### Saved entries
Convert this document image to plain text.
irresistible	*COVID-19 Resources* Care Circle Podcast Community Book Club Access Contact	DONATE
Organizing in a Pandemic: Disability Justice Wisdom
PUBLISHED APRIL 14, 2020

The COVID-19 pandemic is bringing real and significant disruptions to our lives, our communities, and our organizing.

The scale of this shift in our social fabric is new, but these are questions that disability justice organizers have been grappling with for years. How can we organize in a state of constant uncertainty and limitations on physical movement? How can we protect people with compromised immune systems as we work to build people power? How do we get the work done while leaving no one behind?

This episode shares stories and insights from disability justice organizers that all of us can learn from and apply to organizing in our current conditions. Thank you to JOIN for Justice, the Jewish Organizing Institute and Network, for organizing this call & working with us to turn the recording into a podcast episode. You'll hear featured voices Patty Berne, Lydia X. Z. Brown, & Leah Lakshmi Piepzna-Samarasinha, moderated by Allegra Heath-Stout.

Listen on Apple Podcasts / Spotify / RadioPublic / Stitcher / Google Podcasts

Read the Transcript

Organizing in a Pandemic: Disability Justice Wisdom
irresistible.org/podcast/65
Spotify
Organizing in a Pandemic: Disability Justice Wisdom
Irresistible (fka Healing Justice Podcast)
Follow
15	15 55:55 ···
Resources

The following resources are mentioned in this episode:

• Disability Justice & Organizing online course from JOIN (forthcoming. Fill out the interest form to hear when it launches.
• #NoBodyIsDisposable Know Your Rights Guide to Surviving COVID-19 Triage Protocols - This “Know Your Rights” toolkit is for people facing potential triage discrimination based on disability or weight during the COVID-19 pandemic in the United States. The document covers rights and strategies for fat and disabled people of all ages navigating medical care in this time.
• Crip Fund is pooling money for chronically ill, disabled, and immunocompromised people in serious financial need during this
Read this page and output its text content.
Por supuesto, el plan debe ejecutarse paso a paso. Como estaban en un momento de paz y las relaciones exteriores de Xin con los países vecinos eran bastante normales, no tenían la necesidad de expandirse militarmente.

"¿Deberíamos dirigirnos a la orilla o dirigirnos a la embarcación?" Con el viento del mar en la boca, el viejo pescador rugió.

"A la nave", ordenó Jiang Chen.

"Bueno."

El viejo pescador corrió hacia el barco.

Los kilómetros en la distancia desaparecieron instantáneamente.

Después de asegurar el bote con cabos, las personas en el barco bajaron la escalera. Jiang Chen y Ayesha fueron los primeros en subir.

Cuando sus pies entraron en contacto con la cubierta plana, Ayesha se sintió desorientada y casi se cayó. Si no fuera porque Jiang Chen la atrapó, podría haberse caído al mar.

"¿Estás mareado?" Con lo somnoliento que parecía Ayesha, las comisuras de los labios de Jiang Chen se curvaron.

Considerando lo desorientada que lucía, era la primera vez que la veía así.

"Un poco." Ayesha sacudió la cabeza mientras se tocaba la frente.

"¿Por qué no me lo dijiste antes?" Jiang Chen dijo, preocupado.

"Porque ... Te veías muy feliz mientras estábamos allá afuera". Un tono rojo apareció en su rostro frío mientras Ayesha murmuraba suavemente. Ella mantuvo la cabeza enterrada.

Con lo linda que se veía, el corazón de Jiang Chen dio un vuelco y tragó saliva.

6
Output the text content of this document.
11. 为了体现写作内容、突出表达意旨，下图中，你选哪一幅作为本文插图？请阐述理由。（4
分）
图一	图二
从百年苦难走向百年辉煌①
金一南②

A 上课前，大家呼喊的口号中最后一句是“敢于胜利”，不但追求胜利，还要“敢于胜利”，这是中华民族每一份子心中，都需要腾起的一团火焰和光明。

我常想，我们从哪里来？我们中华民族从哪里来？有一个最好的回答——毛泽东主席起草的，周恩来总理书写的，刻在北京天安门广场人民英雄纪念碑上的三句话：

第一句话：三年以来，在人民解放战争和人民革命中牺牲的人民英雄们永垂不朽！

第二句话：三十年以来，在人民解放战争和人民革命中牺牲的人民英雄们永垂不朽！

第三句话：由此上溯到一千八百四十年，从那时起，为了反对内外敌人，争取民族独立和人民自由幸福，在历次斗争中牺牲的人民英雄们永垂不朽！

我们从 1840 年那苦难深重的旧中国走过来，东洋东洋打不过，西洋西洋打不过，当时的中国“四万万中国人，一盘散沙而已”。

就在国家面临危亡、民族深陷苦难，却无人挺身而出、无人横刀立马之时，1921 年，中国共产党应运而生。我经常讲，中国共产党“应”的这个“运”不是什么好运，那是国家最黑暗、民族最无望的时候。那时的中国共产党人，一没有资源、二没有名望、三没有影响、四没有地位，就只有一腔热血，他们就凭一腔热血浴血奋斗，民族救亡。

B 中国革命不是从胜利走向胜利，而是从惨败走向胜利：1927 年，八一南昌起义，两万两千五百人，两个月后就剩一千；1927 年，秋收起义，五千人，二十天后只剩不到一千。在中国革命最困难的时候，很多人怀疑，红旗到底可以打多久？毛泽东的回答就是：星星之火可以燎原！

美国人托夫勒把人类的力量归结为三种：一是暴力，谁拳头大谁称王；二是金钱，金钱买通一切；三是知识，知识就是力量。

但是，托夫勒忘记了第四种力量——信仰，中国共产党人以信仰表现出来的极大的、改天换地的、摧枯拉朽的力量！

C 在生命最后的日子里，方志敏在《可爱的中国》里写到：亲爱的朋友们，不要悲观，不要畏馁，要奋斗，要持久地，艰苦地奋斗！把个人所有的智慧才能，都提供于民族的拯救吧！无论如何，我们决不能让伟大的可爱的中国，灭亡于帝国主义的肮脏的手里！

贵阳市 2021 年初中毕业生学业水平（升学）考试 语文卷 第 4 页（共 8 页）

### What the task asks
Return each full line of the entries that contains the word "在人民解放战争和人民革命中牺牲的人民英雄们永垂不朽".

### Response to the task
第一句话：三年以来，在人民解放战争和人民革命中牺牲的人民英雄们永垂不朽！
第二句话：三十年以来，在人民解放战争和人民革命中牺牲的人民英雄们永垂不朽！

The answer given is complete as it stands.